→ Stated goal:
Consider the records below. How many of their lines include the word "plan"? State the number and nothing else.

★ ★ ★ ★

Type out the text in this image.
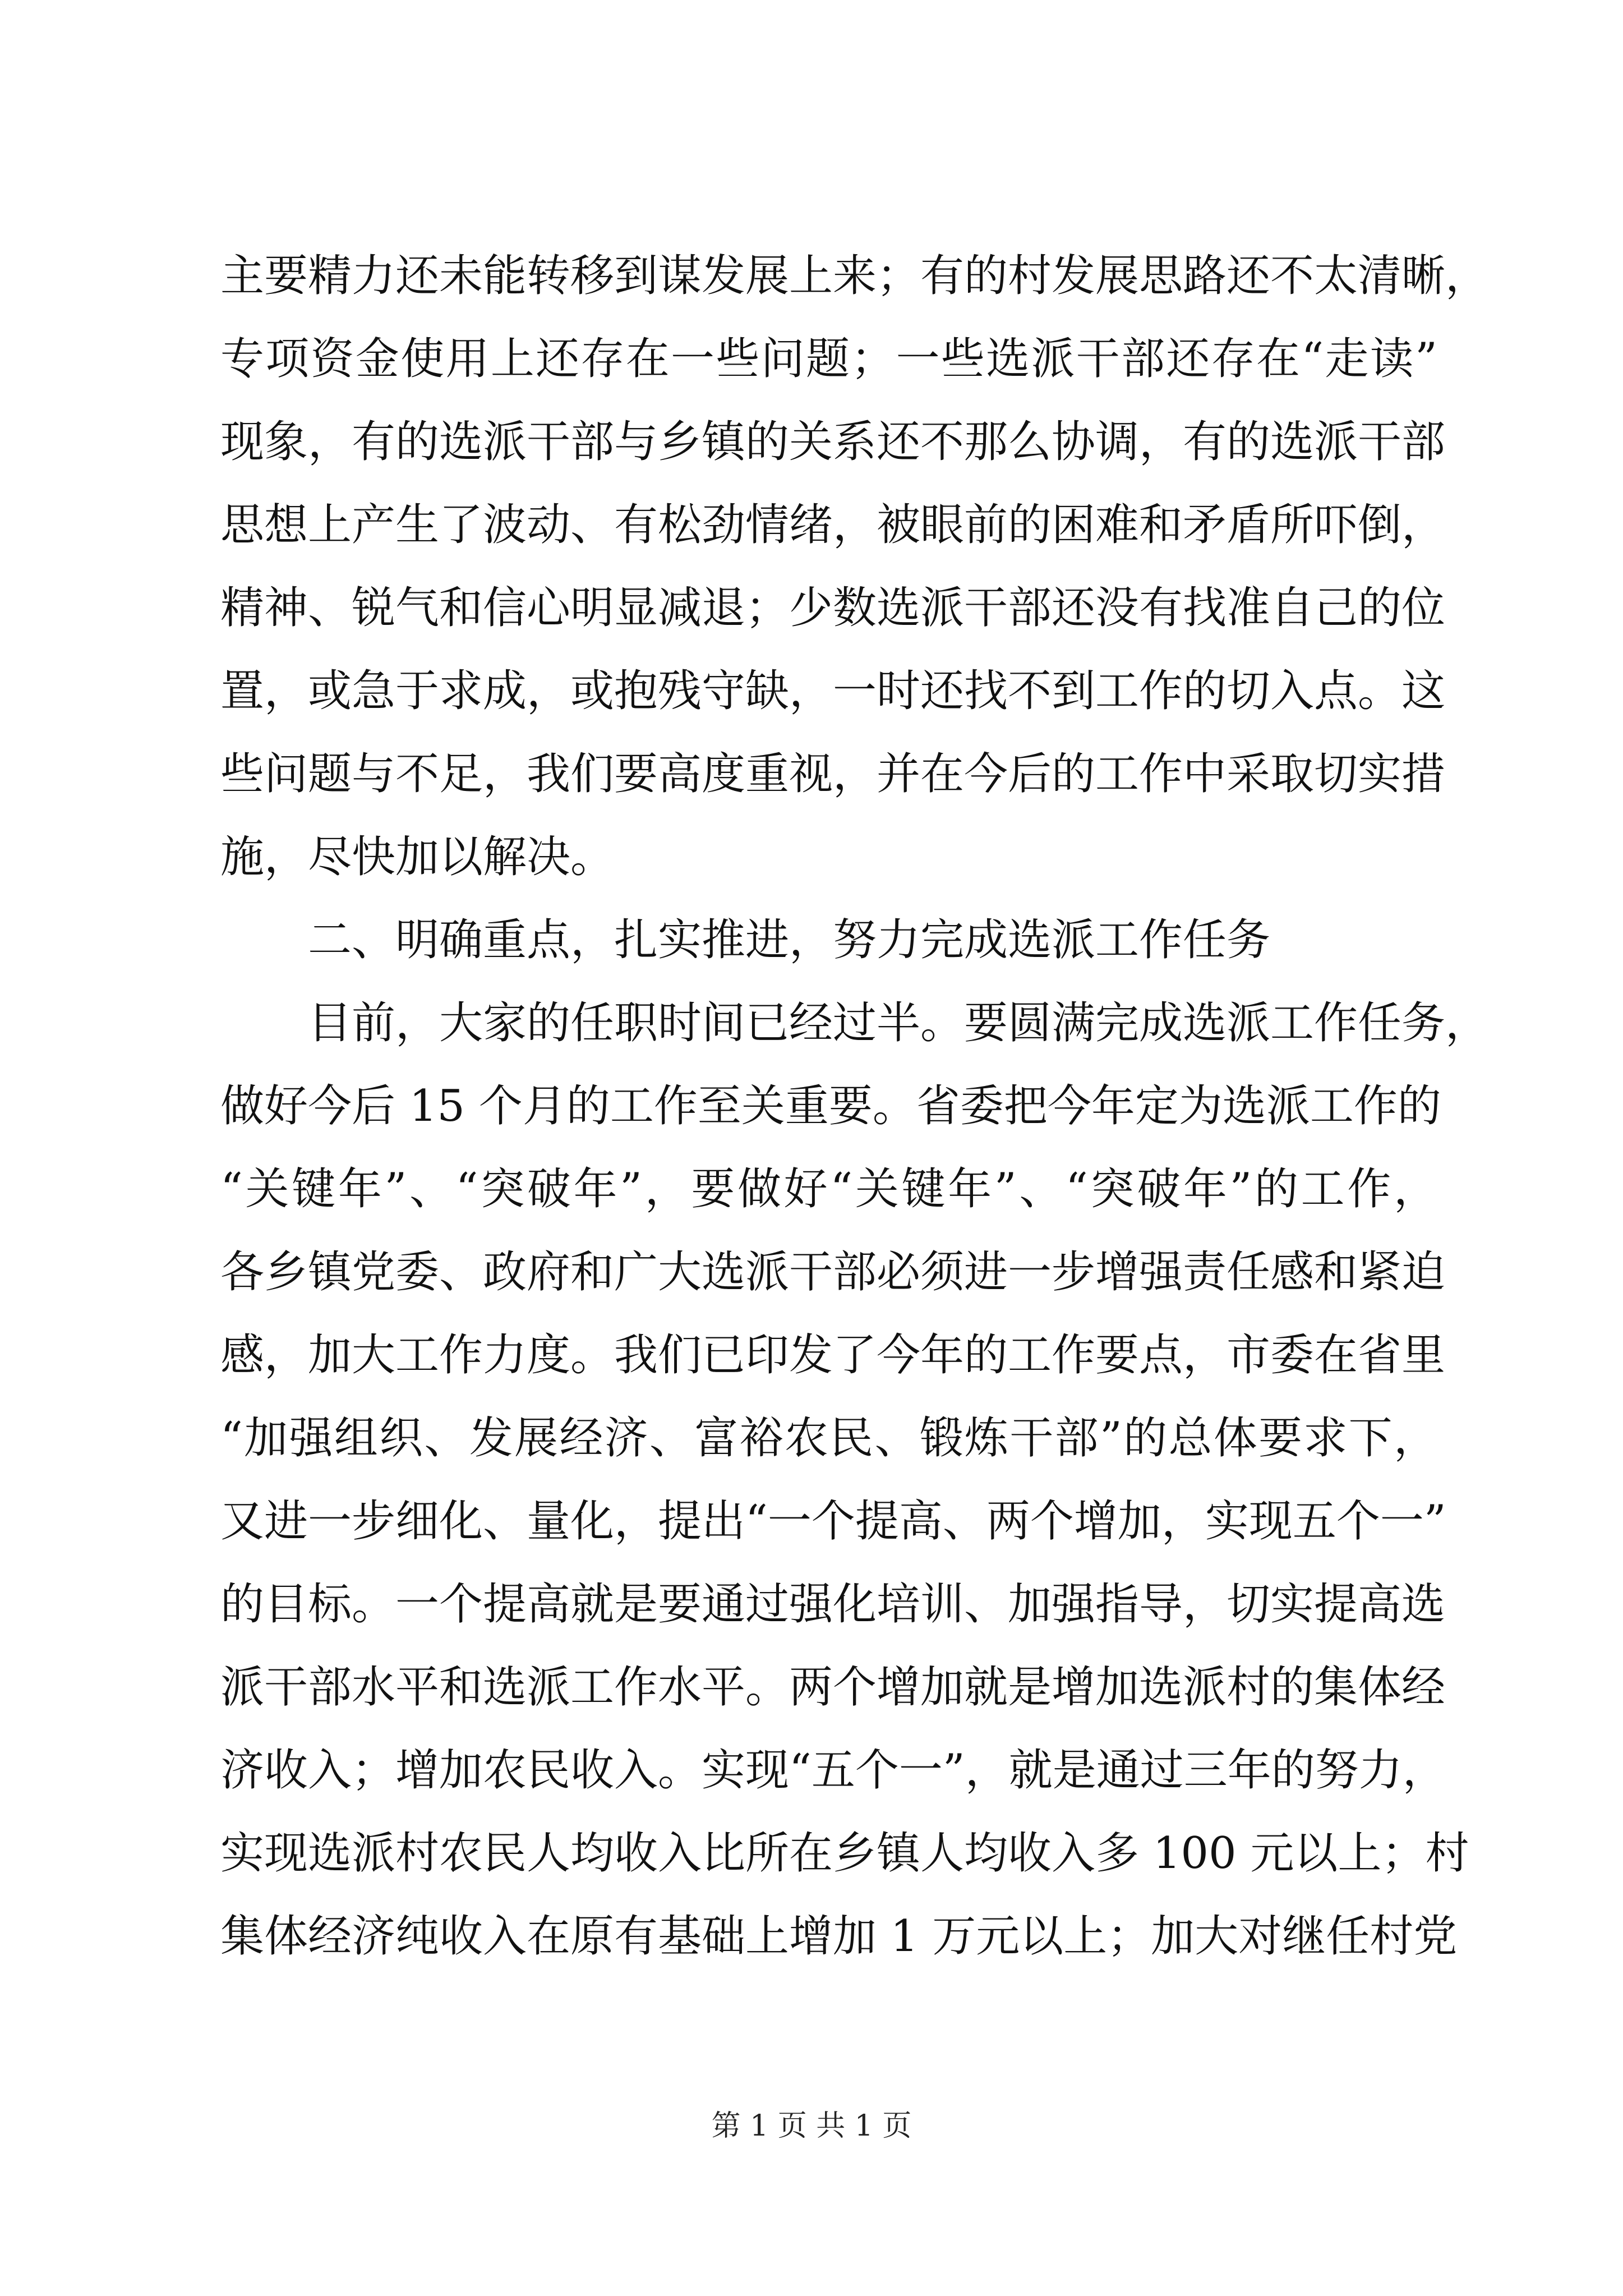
主要精力还未能转移到谋发展上来；有的村发展思路还不太清晰，
专项资金使用上还存在一些问题；一些选派干部还存在“走读”
现象，有的选派干部与乡镇的关系还不那么协调，有的选派干部
思想上产生了波动、有松劲情绪，被眼前的困难和矛盾所吓倒，
精神、锐气和信心明显减退；少数选派干部还没有找准自己的位
置，或急于求成，或抱残守缺，一时还找不到工作的切入点。这
些问题与不足，我们要高度重视，并在今后的工作中采取切实措
施，尽快加以解决。
二、明确重点，扎实推进，努力完成选派工作任务
目前，大家的任职时间已经过半。要圆满完成选派工作任务，
做好今后 15 个月的工作至关重要。省委把今年定为选派工作的
“关键年”、“突破年”，要做好“关键年”、“突破年”的工作，
各乡镇党委、政府和广大选派干部必须进一步增强责任感和紧迫
感，加大工作力度。我们已印发了今年的工作要点，市委在省里
“加强组织、发展经济、富裕农民、锻炼干部”的总体要求下，
又进一步细化、量化，提出“一个提高、两个增加，实现五个一”
的目标。一个提高就是要通过强化培训、加强指导，切实提高选
派干部水平和选派工作水平。两个增加就是增加选派村的集体经
济收入；增加农民收入。实现“五个一”，就是通过三年的努力，
实现选派村农民人均收入比所在乡镇人均收入多 100 元以上；村
集体经济纯收入在原有基础上增加 1 万元以上；加大对继任村党
第 1 页 共 1 页
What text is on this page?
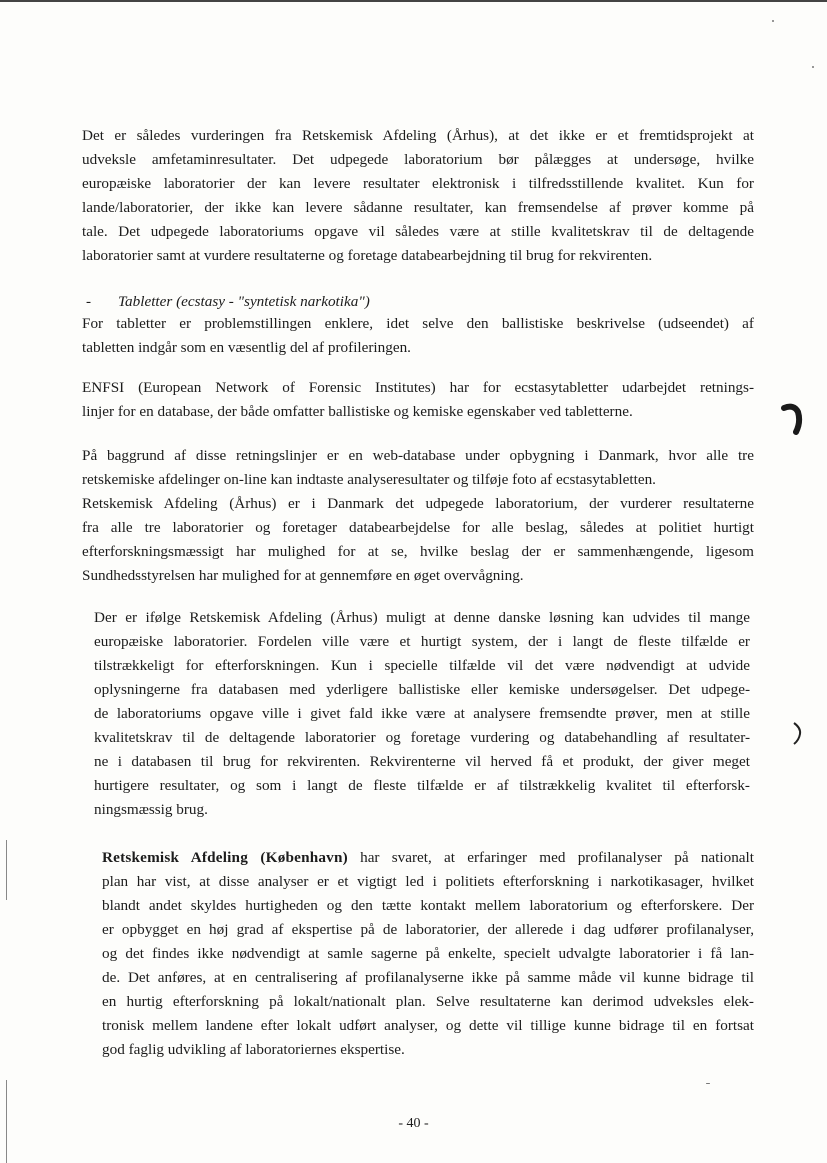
Det er således vurderingen fra Retskemisk Afdeling (Århus), at det ikke er et fremtidsprojekt at
udveksle amfetaminresultater. Det udpegede laboratorium bør pålægges at undersøge, hvilke
europæiske laboratorier der kan levere resultater elektronisk i tilfredsstillende kvalitet. Kun for
lande/laboratorier, der ikke kan levere sådanne resultater, kan fremsendelse af prøver komme på
tale. Det udpegede laboratoriums opgave vil således være at stille kvalitetskrav til de deltagende
laboratorier samt at vurdere resultaterne og foretage databearbejdning til brug for rekvirenten.
- Tabletter (ecstasy - "syntetisk narkotika")
For tabletter er problemstillingen enklere, idet selve den ballistiske beskrivelse (udseendet) af
tabletten indgår som en væsentlig del af profileringen.
ENFSI (European Network of Forensic Institutes) har for ecstasytabletter udarbejdet retnings-
linjer for en database, der både omfatter ballistiske og kemiske egenskaber ved tabletterne.
På baggrund af disse retningslinjer er en web-database under opbygning i Danmark, hvor alle tre
retskemiske afdelinger on-line kan indtaste analyseresultater og tilføje foto af ecstasytabletten.
Retskemisk Afdeling (Århus) er i Danmark det udpegede laboratorium, der vurderer resultaterne
fra alle tre laboratorier og foretager databearbejdelse for alle beslag, således at politiet hurtigt
efterforskningsmæssigt har mulighed for at se, hvilke beslag der er sammenhængende, ligesom
Sundhedsstyrelsen har mulighed for at gennemføre en øget overvågning.
Der er ifølge Retskemisk Afdeling (Århus) muligt at denne danske løsning kan udvides til mange
europæiske laboratorier. Fordelen ville være et hurtigt system, der i langt de fleste tilfælde er
tilstrækkeligt for efterforskningen. Kun i specielle tilfælde vil det være nødvendigt at udvide
oplysningerne fra databasen med yderligere ballistiske eller kemiske undersøgelser. Det udpege-
de laboratoriums opgave ville i givet fald ikke være at analysere fremsendte prøver, men at stille
kvalitetskrav til de deltagende laboratorier og foretage vurdering og databehandling af resultater-
ne i databasen til brug for rekvirenten. Rekvirenterne vil herved få et produkt, der giver meget
hurtigere resultater, og som i langt de fleste tilfælde er af tilstrækkelig kvalitet til efterforsk-
ningsmæssig brug.
Retskemisk Afdeling (København) har svaret, at erfaringer med profilanalyser på nationalt
plan har vist, at disse analyser er et vigtigt led i politiets efterforskning i narkotikasager, hvilket
blandt andet skyldes hurtigheden og den tætte kontakt mellem laboratorium og efterforskere. Der
er opbygget en høj grad af ekspertise på de laboratorier, der allerede i dag udfører profilanalyser,
og det findes ikke nødvendigt at samle sagerne på enkelte, specielt udvalgte laboratorier i få lan-
de. Det anføres, at en centralisering af profilanalyserne ikke på samme måde vil kunne bidrage til
en hurtig efterforskning på lokalt/nationalt plan. Selve resultaterne kan derimod udveksles elek-
tronisk mellem landene efter lokalt udført analyser, og dette vil tillige kunne bidrage til en fortsat
god faglig udvikling af laboratoriernes ekspertise.
- 40 -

★ ★ ★ ★

→ The solution:
2